__Data provided__:

┌──

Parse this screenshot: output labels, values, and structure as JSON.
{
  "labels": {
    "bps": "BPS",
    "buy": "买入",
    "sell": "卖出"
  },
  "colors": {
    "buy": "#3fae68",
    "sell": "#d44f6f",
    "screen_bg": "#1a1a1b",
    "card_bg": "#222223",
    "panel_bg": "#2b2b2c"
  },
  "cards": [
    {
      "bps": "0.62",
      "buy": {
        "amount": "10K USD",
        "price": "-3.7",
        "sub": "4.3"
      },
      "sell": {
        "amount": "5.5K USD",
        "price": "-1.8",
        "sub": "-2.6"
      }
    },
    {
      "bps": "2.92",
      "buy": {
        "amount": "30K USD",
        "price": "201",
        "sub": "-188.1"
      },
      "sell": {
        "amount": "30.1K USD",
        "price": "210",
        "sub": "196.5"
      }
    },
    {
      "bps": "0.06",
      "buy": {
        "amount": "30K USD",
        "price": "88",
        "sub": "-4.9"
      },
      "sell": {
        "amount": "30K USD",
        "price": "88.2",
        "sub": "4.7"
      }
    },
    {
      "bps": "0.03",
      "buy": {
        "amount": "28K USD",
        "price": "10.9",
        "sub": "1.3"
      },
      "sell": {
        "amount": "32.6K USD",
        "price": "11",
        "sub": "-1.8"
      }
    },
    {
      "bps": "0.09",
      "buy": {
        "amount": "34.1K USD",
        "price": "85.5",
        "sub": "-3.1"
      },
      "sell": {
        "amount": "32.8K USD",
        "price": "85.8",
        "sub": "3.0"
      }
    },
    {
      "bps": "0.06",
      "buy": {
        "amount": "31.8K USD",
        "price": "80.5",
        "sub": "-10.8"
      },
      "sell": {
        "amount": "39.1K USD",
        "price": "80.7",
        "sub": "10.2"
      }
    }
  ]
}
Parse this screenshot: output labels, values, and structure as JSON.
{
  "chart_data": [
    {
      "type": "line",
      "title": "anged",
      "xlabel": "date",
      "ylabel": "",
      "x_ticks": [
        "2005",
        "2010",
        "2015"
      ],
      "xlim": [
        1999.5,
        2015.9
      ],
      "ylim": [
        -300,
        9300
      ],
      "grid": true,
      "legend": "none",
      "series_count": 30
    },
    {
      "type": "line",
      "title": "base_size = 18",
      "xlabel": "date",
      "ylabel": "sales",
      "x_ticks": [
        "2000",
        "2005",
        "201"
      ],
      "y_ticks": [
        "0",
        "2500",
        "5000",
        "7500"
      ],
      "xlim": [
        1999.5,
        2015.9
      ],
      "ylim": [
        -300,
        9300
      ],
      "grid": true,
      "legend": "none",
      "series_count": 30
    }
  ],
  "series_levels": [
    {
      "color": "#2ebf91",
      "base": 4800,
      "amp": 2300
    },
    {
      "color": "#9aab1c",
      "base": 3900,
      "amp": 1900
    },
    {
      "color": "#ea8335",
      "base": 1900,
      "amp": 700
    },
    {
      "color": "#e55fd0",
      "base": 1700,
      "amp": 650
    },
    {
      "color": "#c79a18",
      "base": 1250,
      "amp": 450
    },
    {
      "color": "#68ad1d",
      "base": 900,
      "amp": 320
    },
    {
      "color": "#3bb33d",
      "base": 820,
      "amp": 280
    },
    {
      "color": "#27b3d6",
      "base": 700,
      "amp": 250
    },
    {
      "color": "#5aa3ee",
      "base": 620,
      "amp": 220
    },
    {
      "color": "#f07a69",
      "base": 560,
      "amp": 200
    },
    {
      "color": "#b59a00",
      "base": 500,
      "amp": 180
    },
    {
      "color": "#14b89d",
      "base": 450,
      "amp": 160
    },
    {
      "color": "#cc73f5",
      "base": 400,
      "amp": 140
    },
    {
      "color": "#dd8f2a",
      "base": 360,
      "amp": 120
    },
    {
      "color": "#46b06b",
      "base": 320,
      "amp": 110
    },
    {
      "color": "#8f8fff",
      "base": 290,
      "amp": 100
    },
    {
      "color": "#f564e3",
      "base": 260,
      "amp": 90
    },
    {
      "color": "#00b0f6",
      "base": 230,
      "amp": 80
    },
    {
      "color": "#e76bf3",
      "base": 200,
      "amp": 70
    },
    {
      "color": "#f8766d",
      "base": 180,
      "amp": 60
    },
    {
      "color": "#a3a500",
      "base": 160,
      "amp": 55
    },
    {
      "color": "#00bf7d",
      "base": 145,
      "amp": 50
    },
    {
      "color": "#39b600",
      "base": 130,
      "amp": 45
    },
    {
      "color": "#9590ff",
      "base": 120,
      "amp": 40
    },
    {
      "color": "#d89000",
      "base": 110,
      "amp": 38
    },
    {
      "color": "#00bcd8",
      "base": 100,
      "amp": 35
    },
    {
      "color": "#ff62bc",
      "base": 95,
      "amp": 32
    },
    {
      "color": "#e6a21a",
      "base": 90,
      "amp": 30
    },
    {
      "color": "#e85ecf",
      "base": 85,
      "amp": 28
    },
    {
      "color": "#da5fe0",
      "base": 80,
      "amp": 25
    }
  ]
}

└──

__Problem to solve__: Repeat the entries shown above, every one, word for word.

__Result of the exercise__:
Parse this screenshot: output labels, values, and structure as JSON.
{
  "labels": {
    "bps": "BPS",
    "buy": "买入",
    "sell": "卖出"
  },
  "colors": {
    "buy": "#3fae68",
    "sell": "#d44f6f",
    "screen_bg": "#1a1a1b",
    "card_bg": "#222223",
    "panel_bg": "#2b2b2c"
  },
  "cards": [
    {
      "bps": "0.62",
      "buy": {
        "amount": "10K USD",
        "price": "-3.7",
        "sub": "4.3"
      },
      "sell": {
        "amount": "5.5K USD",
        "price": "-1.8",
        "sub": "-2.6"
      }
    },
    {
      "bps": "2.92",
      "buy": {
        "amount": "30K USD",
        "price": "201",
        "sub": "-188.1"
      },
      "sell": {
        "amount": "30.1K USD",
        "price": "210",
        "sub": "196.5"
      }
    },
    {
      "bps": "0.06",
      "buy": {
        "amount": "30K USD",
        "price": "88",
        "sub": "-4.9"
      },
      "sell": {
        "amount": "30K USD",
        "price": "88.2",
        "sub": "4.7"
      }
    },
    {
      "bps": "0.03",
      "buy": {
        "amount": "28K USD",
        "price": "10.9",
        "sub": "1.3"
      },
      "sell": {
        "amount": "32.6K USD",
        "price": "11",
        "sub": "-1.8"
      }
    },
    {
      "bps": "0.09",
      "buy": {
        "amount": "34.1K USD",
        "price": "85.5",
        "sub": "-3.1"
      },
      "sell": {
        "amount": "32.8K USD",
        "price": "85.8",
        "sub": "3.0"
      }
    },
    {
      "bps": "0.06",
      "buy": {
        "amount": "31.8K USD",
        "price": "80.5",
        "sub": "-10.8"
      },
      "sell": {
        "amount": "39.1K USD",
        "price": "80.7",
        "sub": "10.2"
      }
    }
  ]
}
Parse this screenshot: output labels, values, and structure as JSON.
{
  "chart_data": [
    {
      "type": "line",
      "title": "anged",
      "xlabel": "date",
      "ylabel": "",
      "x_ticks": [
        "2005",
        "2010",
        "2015"
      ],
      "xlim": [
        1999.5,
        2015.9
      ],
      "ylim": [
        -300,
        9300
      ],
      "grid": true,
      "legend": "none",
      "series_count": 30
    },
    {
      "type": "line",
      "title": "base_size = 18",
      "xlabel": "date",
      "ylabel": "sales",
      "x_ticks": [
        "2000",
        "2005",
        "201"
      ],
      "y_ticks": [
        "0",
        "2500",
        "5000",
        "7500"
      ],
      "xlim": [
        1999.5,
        2015.9
      ],
      "ylim": [
        -300,
        9300
      ],
      "grid": true,
      "legend": "none",
      "series_count": 30
    }
  ],
  "series_levels": [
    {
      "color": "#2ebf91",
      "base": 4800,
      "amp": 2300
    },
    {
      "color": "#9aab1c",
      "base": 3900,
      "amp": 1900
    },
    {
      "color": "#ea8335",
      "base": 1900,
      "amp": 700
    },
    {
      "color": "#e55fd0",
      "base": 1700,
      "amp": 650
    },
    {
      "color": "#c79a18",
      "base": 1250,
      "amp": 450
    },
    {
      "color": "#68ad1d",
      "base": 900,
      "amp": 320
    },
    {
      "color": "#3bb33d",
      "base": 820,
      "amp": 280
    },
    {
      "color": "#27b3d6",
      "base": 700,
      "amp": 250
    },
    {
      "color": "#5aa3ee",
      "base": 620,
      "amp": 220
    },
    {
      "color": "#f07a69",
      "base": 560,
      "amp": 200
    },
    {
      "color": "#b59a00",
      "base": 500,
      "amp": 180
    },
    {
      "color": "#14b89d",
      "base": 450,
      "amp": 160
    },
    {
      "color": "#cc73f5",
      "base": 400,
      "amp": 140
    },
    {
      "color": "#dd8f2a",
      "base": 360,
      "amp": 120
    },
    {
      "color": "#46b06b",
      "base": 320,
      "amp": 110
    },
    {
      "color": "#8f8fff",
      "base": 290,
      "amp": 100
    },
    {
      "color": "#f564e3",
      "base": 260,
      "amp": 90
    },
    {
      "color": "#00b0f6",
      "base": 230,
      "amp": 80
    },
    {
      "color": "#e76bf3",
      "base": 200,
      "amp": 70
    },
    {
      "color": "#f8766d",
      "base": 180,
      "amp": 60
    },
    {
      "color": "#a3a500",
      "base": 160,
      "amp": 55
    },
    {
      "color": "#00bf7d",
      "base": 145,
      "amp": 50
    },
    {
      "color": "#39b600",
      "base": 130,
      "amp": 45
    },
    {
      "color": "#9590ff",
      "base": 120,
      "amp": 40
    },
    {
      "color": "#d89000",
      "base": 110,
      "amp": 38
    },
    {
      "color": "#00bcd8",
      "base": 100,
      "amp": 35
    },
    {
      "color": "#ff62bc",
      "base": 95,
      "amp": 32
    },
    {
      "color": "#e6a21a",
      "base": 90,
      "amp": 30
    },
    {
      "color": "#e85ecf",
      "base": 85,
      "amp": 28
    },
    {
      "color": "#da5fe0",
      "base": 80,
      "amp": 25
    }
  ]
}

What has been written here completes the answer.